__What the exercise asks__
Your answer should be a single number: the count of lines in the material below that hold "style".

__Exercise materials__
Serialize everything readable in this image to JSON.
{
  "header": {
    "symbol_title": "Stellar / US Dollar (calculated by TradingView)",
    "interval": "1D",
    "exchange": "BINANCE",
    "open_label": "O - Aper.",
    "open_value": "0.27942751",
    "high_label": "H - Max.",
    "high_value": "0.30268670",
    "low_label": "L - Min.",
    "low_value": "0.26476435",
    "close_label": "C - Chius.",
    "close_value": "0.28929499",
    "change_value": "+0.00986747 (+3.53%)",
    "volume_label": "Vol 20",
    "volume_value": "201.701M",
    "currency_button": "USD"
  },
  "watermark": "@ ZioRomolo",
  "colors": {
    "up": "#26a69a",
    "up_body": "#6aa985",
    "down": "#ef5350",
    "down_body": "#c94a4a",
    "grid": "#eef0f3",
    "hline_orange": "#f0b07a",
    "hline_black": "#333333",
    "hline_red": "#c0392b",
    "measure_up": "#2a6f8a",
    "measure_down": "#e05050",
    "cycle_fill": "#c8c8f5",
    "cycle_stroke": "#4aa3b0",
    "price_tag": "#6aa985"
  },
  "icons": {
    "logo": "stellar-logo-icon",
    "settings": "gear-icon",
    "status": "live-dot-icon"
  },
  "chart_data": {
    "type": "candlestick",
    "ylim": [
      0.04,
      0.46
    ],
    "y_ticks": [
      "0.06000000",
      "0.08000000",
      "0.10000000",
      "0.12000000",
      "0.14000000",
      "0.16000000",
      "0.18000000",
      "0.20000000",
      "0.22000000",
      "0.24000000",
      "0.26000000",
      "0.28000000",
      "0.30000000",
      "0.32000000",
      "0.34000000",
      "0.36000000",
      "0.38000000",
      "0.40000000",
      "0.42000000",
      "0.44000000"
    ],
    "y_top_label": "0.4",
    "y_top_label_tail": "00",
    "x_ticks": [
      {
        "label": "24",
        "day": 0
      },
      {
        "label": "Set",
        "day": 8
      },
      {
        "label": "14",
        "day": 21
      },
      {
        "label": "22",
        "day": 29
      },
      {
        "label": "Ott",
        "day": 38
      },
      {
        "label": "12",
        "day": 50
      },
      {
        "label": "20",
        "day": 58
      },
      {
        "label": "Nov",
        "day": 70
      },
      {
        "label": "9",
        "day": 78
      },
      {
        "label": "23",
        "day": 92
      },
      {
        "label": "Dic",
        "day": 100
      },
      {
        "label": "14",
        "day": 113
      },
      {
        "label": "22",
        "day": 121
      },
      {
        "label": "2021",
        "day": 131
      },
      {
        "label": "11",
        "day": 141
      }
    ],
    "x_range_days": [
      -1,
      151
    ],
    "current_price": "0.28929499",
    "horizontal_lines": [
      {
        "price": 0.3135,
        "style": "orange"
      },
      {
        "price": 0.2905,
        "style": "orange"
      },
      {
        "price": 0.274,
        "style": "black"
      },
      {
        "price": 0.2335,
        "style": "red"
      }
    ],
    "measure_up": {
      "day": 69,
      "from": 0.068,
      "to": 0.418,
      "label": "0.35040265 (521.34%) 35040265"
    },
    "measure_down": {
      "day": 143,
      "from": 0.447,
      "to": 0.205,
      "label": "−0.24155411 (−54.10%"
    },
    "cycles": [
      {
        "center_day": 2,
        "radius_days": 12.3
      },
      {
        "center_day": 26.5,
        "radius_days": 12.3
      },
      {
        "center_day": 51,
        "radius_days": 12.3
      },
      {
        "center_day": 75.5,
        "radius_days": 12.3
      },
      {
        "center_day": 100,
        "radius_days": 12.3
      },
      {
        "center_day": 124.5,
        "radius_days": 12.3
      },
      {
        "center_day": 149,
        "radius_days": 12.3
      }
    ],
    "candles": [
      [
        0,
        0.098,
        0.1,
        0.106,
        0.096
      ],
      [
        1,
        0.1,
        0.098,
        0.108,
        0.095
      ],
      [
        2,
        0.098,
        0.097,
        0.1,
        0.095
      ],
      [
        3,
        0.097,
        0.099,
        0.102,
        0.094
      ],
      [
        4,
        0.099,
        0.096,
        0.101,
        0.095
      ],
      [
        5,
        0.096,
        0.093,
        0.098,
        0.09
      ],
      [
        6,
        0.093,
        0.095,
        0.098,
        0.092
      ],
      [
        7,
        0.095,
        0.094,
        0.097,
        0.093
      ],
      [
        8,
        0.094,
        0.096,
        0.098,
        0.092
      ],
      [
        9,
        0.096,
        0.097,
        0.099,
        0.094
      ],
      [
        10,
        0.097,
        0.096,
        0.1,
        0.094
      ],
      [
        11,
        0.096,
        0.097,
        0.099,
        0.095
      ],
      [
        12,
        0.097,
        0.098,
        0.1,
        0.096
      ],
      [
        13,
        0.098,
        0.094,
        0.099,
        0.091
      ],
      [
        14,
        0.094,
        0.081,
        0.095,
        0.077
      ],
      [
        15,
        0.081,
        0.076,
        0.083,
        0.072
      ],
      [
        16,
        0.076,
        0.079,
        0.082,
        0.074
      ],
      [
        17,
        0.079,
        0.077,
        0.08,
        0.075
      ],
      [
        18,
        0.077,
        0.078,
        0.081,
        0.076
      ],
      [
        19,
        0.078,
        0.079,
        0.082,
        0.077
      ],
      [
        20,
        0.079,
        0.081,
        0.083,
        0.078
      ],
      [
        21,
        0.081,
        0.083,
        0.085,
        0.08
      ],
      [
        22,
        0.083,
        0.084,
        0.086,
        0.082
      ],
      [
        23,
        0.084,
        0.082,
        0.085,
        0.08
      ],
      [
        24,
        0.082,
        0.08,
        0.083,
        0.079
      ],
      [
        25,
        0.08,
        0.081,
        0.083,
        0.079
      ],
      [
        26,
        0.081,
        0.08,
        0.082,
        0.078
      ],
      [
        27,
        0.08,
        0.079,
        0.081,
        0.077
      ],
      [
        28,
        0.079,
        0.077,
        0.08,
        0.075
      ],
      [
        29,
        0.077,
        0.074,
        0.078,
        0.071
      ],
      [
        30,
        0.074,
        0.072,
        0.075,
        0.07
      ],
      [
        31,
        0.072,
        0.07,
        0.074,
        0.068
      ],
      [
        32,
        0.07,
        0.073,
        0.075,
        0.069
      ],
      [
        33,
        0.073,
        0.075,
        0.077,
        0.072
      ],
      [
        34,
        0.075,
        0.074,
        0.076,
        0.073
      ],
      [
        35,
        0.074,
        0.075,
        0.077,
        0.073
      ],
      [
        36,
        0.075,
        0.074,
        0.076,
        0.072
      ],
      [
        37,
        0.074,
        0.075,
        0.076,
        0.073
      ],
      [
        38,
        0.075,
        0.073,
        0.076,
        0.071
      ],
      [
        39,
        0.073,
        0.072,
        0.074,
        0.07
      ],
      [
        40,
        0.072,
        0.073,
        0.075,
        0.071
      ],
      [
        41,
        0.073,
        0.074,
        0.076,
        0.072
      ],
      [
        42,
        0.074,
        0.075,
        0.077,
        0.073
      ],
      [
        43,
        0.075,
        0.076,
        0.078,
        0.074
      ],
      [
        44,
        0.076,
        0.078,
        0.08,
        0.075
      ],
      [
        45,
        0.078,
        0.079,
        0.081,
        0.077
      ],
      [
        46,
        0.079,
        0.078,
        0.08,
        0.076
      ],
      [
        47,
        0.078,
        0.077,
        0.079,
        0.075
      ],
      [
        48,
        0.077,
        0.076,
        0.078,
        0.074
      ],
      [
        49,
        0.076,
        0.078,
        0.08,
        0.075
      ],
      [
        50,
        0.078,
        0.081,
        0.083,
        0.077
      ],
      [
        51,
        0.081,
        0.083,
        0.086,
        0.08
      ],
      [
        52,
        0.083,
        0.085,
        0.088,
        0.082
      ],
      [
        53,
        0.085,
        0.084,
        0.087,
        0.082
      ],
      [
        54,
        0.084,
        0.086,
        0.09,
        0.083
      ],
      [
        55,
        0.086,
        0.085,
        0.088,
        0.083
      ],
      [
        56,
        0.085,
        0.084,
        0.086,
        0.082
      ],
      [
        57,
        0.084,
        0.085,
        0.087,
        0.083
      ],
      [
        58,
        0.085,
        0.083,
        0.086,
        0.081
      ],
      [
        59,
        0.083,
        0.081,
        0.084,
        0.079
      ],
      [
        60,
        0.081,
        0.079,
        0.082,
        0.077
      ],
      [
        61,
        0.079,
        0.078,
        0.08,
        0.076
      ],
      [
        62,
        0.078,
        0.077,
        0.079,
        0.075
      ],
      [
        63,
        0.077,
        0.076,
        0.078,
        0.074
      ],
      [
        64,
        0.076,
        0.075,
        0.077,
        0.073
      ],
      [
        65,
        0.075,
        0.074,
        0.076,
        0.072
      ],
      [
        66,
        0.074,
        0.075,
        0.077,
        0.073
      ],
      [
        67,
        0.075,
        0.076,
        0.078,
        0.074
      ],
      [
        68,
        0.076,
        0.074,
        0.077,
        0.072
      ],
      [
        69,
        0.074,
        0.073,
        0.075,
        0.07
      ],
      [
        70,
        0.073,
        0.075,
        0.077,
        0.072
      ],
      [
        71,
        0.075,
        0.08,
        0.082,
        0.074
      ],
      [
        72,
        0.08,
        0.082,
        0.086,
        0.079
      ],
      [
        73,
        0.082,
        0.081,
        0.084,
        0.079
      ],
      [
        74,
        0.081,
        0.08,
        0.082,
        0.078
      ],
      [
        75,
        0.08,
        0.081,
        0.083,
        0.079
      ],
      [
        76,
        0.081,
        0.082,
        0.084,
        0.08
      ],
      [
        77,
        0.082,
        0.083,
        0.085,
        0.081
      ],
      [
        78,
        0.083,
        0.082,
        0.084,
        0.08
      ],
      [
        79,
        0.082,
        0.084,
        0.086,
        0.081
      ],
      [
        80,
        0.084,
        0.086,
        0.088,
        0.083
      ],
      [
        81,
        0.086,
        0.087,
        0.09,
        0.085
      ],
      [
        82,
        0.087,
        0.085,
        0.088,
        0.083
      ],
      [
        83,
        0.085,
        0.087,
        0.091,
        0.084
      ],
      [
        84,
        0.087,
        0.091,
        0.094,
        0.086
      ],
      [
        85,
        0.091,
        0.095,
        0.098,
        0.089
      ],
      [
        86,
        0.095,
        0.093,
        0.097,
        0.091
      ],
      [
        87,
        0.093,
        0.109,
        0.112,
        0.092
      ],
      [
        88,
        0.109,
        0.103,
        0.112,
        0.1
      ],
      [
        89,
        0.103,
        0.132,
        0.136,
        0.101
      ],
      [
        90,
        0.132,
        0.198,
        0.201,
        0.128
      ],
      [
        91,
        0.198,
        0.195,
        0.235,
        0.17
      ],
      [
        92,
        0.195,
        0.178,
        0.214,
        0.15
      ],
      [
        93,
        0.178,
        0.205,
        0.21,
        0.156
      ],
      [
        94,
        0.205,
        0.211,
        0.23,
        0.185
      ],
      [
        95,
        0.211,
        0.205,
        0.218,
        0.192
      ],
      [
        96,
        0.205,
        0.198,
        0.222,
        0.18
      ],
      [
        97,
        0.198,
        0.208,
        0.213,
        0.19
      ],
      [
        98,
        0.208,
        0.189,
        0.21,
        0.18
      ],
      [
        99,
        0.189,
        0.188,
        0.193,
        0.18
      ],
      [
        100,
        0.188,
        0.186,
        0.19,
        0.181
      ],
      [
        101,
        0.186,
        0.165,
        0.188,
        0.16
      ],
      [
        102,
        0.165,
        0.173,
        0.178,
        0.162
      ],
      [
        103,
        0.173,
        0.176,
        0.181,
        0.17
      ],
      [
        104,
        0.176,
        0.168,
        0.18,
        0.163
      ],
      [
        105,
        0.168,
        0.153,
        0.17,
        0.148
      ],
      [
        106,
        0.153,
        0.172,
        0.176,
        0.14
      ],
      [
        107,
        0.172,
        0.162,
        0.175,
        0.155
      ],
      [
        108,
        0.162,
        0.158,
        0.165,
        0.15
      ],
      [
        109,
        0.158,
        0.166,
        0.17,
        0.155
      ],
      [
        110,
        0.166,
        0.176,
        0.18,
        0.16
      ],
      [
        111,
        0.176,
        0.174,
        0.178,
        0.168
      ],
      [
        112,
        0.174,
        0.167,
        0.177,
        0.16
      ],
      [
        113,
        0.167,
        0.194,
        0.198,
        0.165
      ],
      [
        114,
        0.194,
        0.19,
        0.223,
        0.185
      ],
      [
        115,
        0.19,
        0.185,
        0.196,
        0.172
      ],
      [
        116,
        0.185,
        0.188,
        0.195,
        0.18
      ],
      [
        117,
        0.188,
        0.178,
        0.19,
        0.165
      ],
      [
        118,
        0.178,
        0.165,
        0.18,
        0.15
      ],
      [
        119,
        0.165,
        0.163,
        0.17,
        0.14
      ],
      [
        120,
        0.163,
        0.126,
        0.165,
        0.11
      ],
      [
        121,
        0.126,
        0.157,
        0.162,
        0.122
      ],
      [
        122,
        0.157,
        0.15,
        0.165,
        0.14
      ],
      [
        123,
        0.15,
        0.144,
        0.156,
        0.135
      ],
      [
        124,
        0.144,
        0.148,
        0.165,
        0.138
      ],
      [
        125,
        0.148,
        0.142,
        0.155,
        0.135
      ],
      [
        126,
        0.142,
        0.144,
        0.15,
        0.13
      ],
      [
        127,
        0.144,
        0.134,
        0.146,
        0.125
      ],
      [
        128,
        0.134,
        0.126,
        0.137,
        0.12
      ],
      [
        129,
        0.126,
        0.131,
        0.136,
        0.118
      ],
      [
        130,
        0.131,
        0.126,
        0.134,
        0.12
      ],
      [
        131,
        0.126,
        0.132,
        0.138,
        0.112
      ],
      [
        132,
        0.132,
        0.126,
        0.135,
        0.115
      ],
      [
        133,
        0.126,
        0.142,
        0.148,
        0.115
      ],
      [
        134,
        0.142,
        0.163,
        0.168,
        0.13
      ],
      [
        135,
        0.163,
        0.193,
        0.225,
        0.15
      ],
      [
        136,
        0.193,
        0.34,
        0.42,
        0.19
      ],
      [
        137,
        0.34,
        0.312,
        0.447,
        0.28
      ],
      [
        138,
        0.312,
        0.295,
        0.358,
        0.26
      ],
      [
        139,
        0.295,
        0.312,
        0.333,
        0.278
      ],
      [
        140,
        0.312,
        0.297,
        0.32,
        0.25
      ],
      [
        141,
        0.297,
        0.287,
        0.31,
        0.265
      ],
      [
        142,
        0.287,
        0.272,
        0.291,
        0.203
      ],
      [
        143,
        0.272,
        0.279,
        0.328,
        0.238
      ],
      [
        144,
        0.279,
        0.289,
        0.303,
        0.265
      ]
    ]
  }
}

__Exercise result__
4